## start Data to process

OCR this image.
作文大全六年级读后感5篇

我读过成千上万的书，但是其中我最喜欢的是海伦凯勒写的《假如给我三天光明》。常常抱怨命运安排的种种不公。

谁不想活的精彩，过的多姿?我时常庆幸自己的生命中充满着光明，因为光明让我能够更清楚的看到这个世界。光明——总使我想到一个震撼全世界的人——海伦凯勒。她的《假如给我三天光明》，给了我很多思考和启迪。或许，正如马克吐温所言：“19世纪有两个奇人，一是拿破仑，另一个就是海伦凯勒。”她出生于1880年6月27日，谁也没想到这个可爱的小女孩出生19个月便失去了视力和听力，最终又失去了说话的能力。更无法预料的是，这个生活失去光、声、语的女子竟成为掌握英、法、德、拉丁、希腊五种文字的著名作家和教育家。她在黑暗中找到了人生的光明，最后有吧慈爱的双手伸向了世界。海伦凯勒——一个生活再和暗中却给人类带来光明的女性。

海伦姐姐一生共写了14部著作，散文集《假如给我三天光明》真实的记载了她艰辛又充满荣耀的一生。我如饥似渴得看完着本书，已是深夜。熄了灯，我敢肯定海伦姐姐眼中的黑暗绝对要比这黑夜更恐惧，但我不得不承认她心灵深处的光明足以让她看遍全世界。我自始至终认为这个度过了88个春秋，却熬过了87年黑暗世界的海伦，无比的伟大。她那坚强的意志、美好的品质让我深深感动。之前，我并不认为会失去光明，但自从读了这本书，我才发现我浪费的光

## end Data to process
## start Data to process

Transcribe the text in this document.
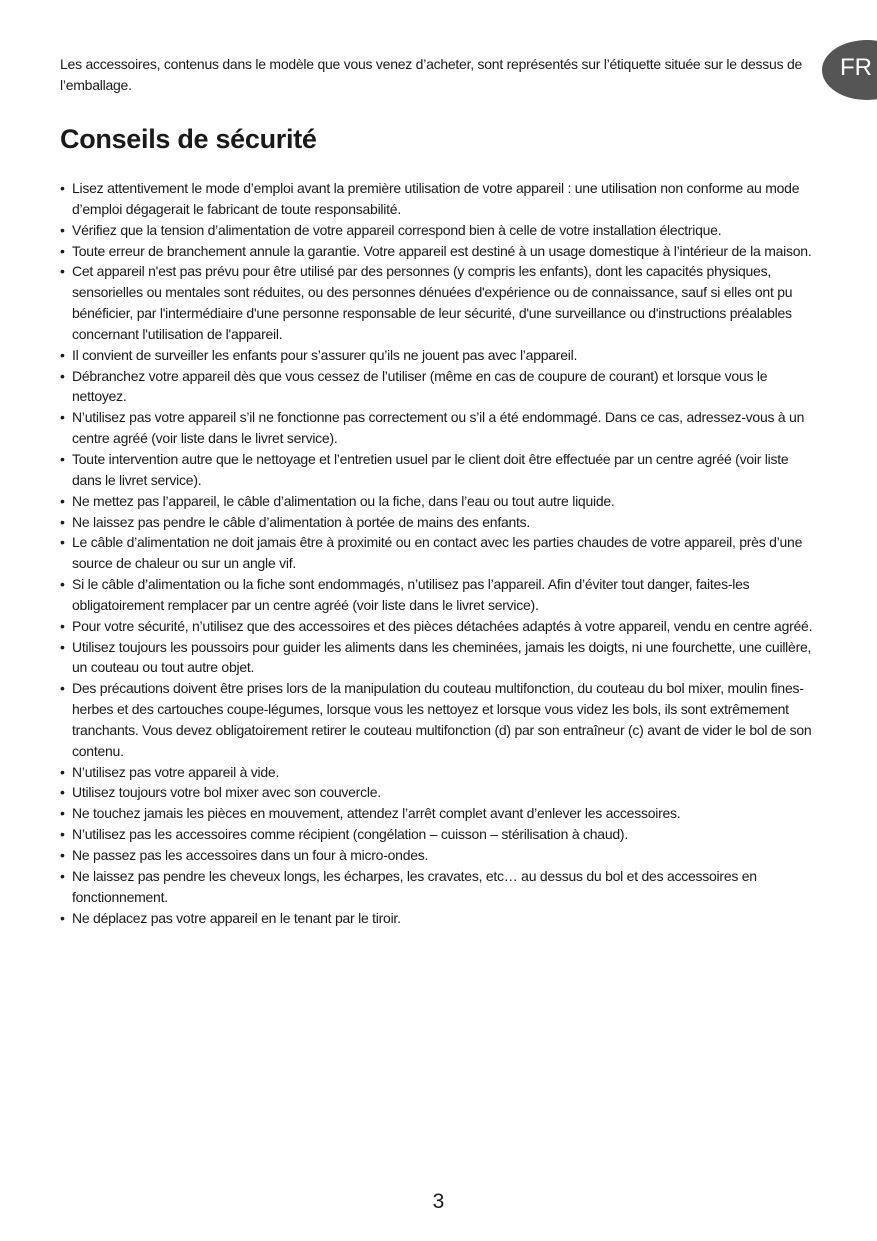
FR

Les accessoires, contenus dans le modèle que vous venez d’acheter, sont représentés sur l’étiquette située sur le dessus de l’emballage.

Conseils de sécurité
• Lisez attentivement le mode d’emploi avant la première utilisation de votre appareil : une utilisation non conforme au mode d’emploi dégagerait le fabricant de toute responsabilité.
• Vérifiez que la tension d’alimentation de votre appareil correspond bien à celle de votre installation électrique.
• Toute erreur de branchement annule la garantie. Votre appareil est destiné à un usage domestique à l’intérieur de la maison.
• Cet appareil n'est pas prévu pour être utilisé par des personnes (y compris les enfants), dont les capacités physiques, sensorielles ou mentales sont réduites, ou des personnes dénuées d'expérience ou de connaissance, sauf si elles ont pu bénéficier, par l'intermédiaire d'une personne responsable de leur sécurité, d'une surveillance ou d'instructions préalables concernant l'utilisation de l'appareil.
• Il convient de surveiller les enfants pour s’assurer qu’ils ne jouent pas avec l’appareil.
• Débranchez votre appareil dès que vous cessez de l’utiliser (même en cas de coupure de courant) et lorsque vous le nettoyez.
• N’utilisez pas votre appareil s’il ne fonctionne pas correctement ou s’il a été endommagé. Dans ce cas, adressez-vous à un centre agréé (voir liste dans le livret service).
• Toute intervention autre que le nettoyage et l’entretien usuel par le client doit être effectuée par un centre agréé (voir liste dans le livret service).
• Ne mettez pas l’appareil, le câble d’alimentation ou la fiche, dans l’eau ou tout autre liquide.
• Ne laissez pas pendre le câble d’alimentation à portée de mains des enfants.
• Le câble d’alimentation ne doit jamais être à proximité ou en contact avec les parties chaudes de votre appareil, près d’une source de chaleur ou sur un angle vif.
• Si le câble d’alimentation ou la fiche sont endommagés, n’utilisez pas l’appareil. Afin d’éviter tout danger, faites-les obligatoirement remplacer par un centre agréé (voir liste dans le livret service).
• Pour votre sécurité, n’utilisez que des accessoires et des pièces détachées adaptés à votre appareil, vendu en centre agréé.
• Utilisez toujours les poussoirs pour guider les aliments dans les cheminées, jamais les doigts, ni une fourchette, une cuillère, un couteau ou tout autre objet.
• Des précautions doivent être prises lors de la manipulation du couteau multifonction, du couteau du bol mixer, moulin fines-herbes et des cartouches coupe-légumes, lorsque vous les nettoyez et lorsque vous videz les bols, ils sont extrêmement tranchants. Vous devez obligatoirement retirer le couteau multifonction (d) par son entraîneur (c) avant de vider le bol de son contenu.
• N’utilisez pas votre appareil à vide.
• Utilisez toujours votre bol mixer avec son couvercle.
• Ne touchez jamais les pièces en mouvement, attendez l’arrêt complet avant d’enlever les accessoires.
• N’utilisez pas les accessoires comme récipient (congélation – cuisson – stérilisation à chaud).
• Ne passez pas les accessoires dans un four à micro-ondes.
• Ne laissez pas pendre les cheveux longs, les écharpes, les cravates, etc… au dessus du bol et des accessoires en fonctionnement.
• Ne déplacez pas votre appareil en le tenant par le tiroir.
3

## end Data to process

Short exercise
Tally up the lines in the records that contain the word "pendre" and give only the total.

Answer for the task
2